── TASK MATERIAL
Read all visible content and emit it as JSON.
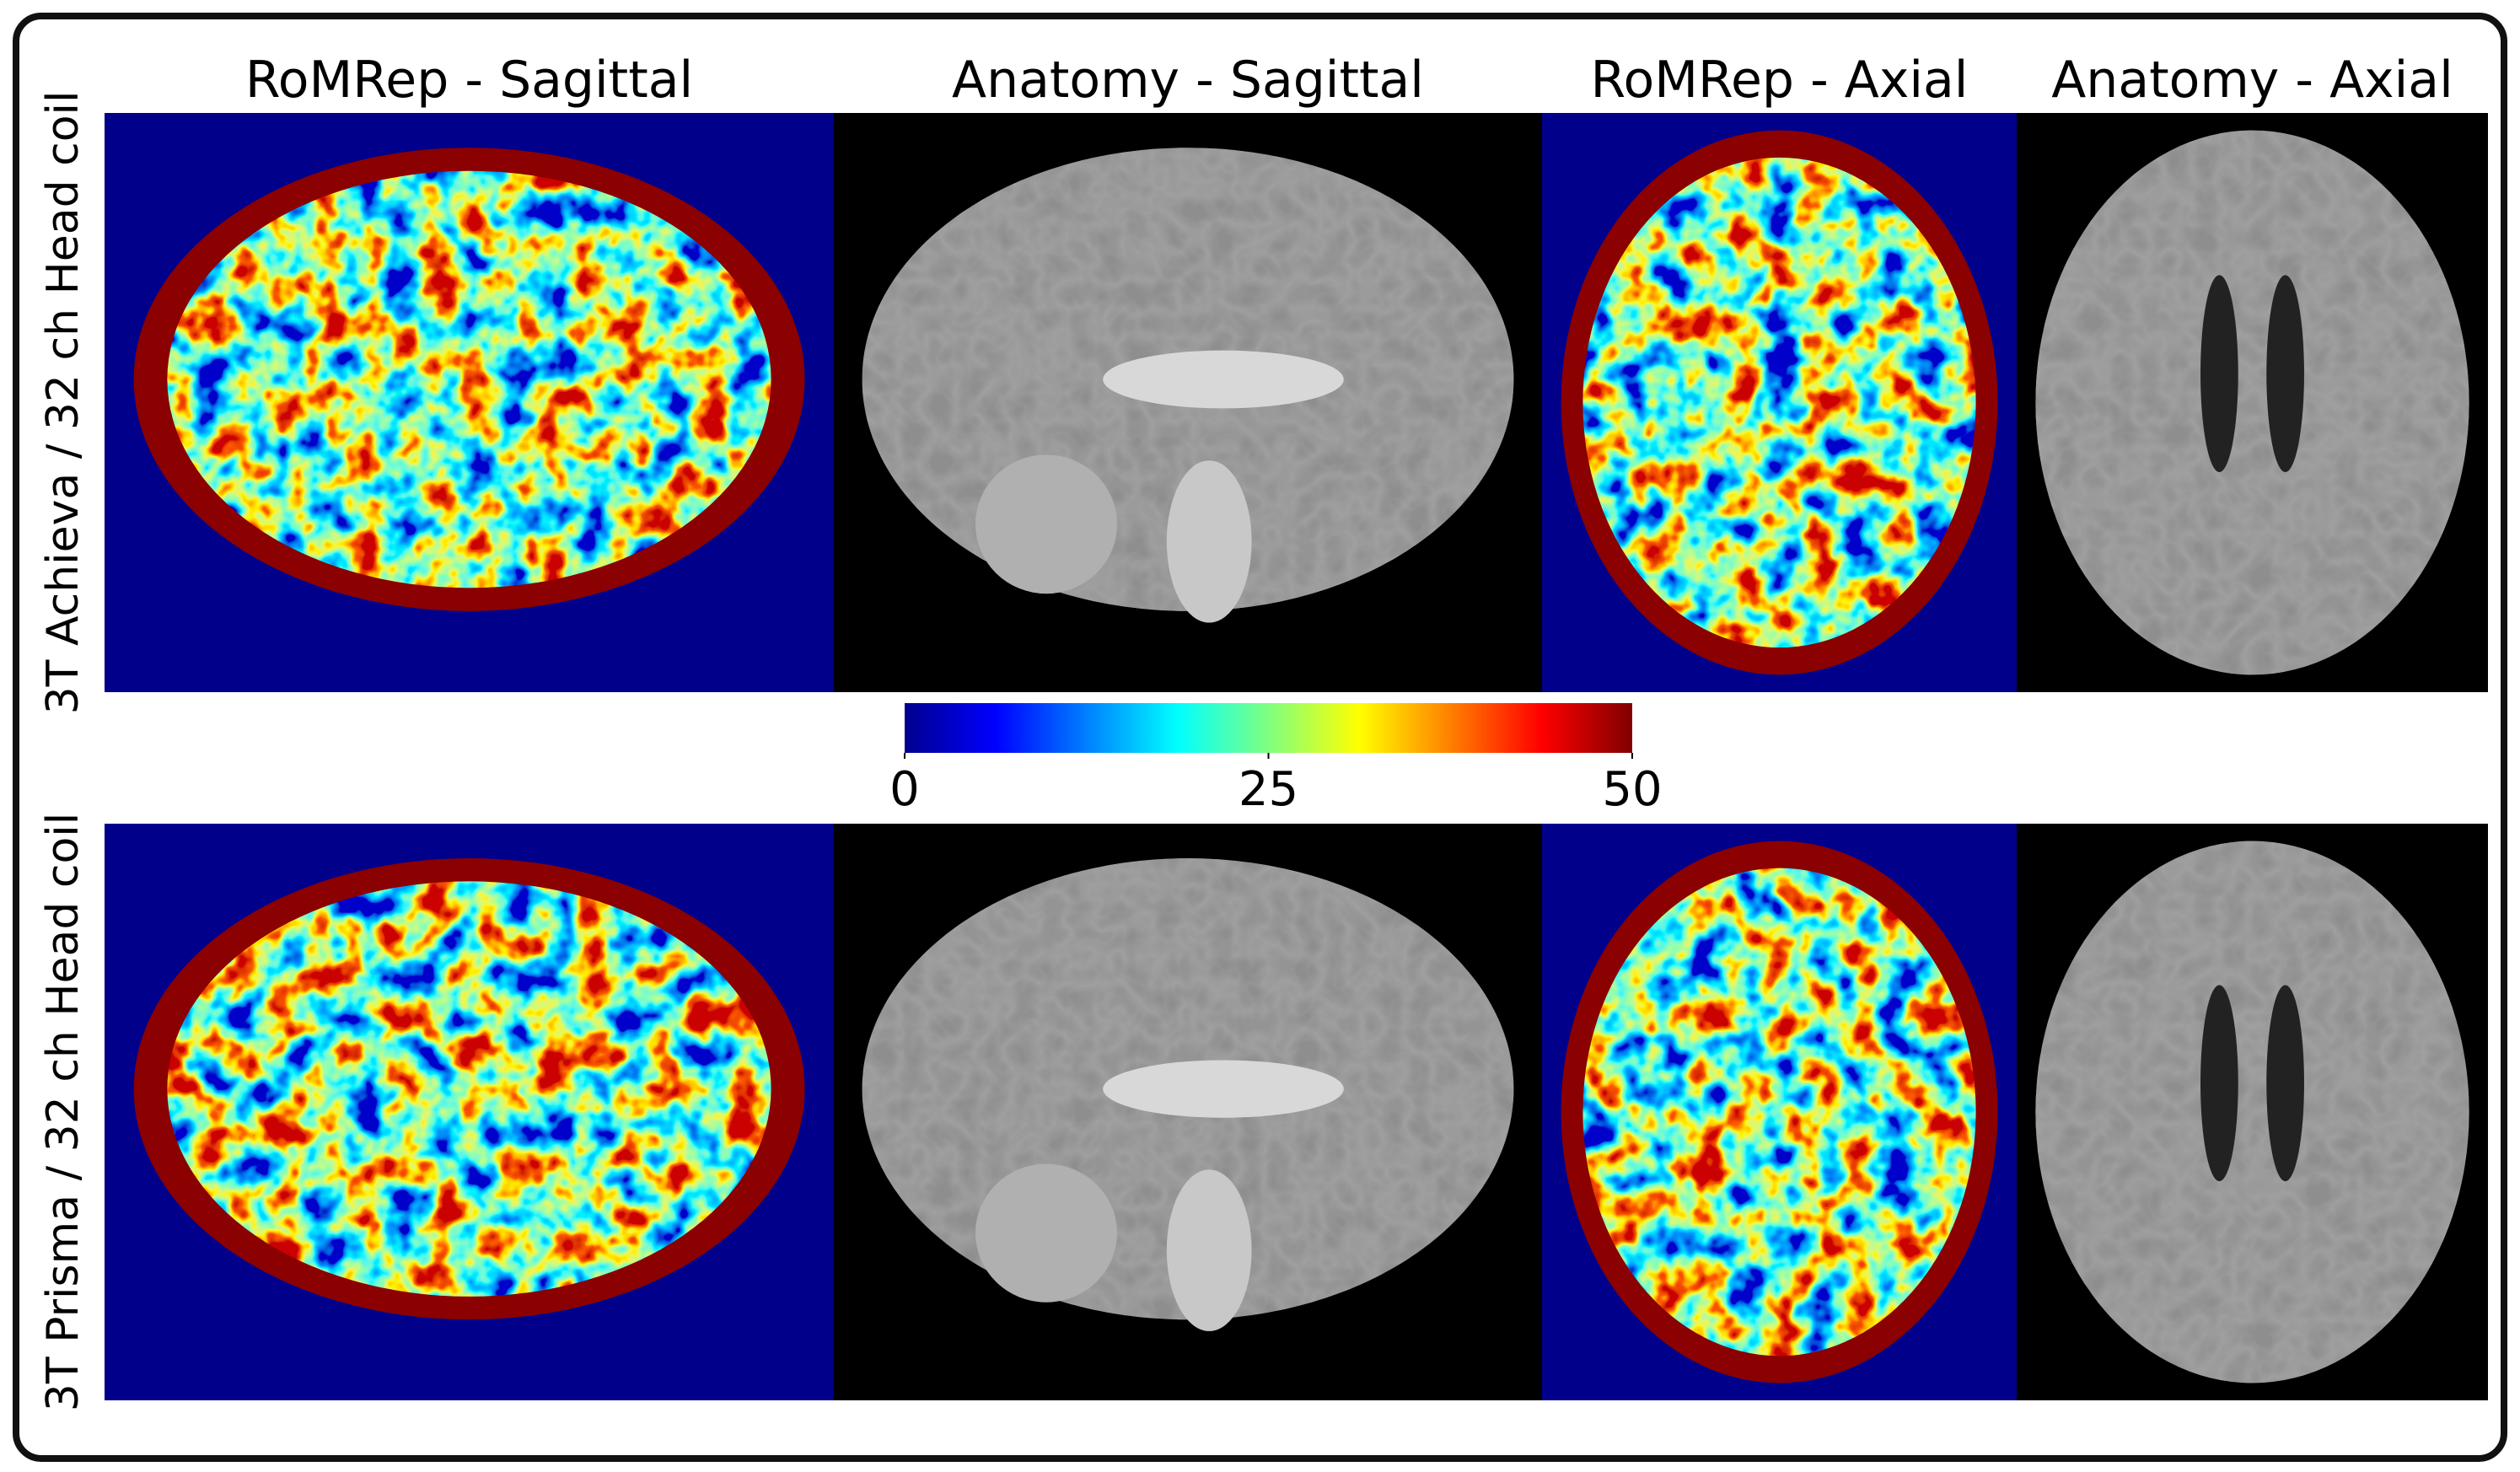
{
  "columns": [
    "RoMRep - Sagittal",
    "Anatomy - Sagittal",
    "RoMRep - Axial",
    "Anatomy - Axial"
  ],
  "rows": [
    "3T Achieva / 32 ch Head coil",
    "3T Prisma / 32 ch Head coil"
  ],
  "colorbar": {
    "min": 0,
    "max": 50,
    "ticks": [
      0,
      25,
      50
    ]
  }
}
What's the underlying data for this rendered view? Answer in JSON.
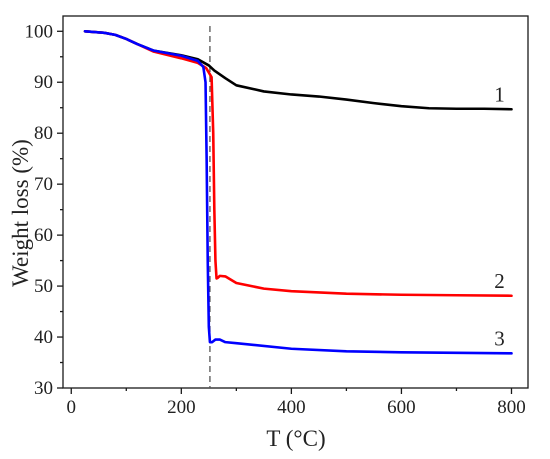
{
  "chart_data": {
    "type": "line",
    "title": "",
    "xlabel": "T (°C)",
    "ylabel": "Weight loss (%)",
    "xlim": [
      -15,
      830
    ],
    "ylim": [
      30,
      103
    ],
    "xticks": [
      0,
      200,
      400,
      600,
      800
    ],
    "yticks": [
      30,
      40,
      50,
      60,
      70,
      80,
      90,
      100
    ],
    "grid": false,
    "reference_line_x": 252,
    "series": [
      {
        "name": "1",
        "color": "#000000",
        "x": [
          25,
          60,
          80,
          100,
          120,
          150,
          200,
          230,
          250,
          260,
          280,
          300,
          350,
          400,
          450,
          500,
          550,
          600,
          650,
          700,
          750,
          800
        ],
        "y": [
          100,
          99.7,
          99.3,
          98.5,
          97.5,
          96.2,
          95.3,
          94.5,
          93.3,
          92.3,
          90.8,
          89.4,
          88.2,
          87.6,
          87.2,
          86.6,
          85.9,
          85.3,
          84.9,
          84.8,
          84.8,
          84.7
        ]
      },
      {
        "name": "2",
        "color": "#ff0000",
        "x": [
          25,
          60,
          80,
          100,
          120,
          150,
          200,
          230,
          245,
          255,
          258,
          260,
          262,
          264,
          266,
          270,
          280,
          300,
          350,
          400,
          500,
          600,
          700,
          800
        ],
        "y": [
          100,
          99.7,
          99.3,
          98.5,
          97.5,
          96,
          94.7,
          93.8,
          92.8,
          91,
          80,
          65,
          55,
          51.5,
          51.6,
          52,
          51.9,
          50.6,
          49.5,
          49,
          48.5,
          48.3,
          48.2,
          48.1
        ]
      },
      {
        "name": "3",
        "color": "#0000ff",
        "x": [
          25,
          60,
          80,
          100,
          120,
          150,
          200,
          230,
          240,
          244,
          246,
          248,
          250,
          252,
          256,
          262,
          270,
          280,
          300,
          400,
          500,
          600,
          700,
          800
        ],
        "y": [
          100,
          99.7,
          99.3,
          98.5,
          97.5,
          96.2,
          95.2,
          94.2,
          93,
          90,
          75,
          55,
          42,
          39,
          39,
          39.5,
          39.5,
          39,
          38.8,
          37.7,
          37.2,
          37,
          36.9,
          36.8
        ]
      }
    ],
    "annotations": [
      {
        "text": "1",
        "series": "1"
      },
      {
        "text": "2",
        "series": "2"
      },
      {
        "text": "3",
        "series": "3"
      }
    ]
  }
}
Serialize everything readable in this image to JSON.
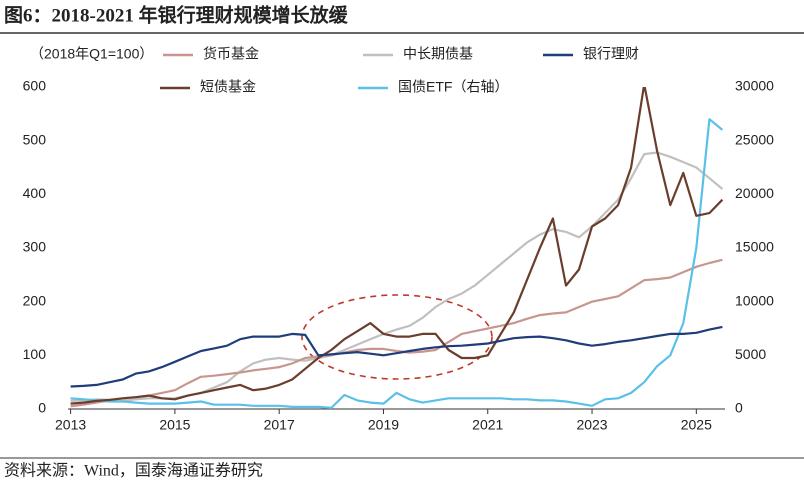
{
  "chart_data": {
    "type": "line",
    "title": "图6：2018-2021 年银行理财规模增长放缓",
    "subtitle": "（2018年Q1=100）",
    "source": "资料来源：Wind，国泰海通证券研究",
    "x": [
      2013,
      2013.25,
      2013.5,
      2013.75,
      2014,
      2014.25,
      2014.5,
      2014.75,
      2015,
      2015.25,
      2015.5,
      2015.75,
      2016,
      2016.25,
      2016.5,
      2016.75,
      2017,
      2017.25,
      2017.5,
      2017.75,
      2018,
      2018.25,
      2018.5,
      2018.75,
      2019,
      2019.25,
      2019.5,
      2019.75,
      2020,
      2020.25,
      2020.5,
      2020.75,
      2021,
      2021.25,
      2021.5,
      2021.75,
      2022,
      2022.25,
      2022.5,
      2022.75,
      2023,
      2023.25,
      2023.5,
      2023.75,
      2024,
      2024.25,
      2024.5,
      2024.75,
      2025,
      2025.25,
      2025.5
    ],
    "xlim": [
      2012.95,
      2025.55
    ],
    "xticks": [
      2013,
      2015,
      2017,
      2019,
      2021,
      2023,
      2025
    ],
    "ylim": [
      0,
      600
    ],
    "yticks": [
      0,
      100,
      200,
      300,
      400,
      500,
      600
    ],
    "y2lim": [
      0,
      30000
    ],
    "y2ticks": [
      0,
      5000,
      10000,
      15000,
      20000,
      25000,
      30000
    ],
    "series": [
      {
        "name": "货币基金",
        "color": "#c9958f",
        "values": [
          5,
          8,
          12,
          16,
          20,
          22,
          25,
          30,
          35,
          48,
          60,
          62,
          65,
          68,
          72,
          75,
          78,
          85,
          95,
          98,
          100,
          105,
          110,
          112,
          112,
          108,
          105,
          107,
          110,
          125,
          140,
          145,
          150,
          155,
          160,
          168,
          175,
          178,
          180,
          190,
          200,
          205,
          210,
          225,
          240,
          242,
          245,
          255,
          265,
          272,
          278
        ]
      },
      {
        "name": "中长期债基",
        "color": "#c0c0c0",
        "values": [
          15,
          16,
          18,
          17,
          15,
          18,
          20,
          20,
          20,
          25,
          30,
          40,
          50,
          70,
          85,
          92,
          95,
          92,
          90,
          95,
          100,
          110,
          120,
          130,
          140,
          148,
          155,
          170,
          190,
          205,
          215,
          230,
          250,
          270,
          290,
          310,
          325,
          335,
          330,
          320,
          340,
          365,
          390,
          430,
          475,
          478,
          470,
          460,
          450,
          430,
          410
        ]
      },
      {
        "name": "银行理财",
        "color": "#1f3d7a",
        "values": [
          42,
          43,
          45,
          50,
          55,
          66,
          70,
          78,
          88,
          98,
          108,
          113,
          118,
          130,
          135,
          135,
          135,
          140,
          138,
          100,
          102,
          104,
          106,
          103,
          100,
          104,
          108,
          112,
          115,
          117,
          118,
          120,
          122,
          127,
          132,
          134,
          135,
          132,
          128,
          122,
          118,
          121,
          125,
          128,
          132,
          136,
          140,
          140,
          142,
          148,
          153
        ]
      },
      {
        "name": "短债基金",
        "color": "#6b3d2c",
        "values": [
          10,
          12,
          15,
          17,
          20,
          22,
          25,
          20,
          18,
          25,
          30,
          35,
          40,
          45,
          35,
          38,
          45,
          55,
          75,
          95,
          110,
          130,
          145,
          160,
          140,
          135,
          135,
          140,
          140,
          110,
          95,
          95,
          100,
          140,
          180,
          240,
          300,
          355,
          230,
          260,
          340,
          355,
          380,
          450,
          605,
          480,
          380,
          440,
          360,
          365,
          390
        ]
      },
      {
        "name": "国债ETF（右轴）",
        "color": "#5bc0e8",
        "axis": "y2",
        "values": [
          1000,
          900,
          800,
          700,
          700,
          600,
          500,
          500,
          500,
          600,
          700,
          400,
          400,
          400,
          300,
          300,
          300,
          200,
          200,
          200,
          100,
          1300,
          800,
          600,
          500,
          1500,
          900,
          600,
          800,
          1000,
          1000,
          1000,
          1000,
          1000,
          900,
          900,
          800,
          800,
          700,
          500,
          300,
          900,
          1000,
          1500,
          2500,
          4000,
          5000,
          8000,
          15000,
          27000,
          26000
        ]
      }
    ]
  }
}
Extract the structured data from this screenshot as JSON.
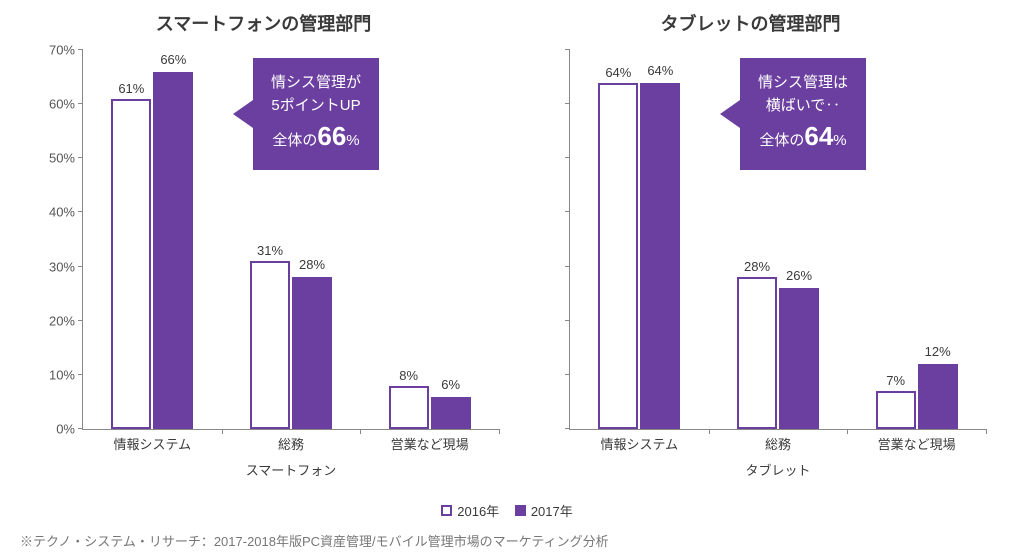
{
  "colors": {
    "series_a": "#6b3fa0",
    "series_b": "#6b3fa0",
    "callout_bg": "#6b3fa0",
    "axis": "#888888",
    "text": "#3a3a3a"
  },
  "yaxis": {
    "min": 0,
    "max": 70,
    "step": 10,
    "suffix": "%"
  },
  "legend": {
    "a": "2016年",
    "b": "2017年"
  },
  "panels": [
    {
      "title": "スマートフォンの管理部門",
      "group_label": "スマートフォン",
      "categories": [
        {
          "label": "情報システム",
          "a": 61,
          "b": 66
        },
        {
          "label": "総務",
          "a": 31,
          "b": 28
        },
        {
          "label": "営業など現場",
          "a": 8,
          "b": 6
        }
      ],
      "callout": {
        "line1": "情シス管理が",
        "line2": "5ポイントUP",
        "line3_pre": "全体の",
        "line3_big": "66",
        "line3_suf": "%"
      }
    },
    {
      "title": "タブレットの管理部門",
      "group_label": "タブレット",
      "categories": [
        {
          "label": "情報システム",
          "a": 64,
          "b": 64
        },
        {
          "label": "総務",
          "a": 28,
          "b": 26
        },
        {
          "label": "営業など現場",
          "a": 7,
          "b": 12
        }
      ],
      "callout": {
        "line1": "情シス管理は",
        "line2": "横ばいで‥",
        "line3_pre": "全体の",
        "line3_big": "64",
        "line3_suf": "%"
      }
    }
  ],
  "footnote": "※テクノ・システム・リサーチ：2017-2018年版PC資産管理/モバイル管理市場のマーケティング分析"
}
────
• SHORT TASK
Filter the entries down to the lines containing "JSON". Copy each of those lines.

• SOLUTION TO THIS EXERCISE
Read all visible content and emit it as JSON.
What's the underlying data for this rendered view? Answer in JSON.
Serialize everything readable in this image to JSON.
Extract the structured data from this screenshot as JSON.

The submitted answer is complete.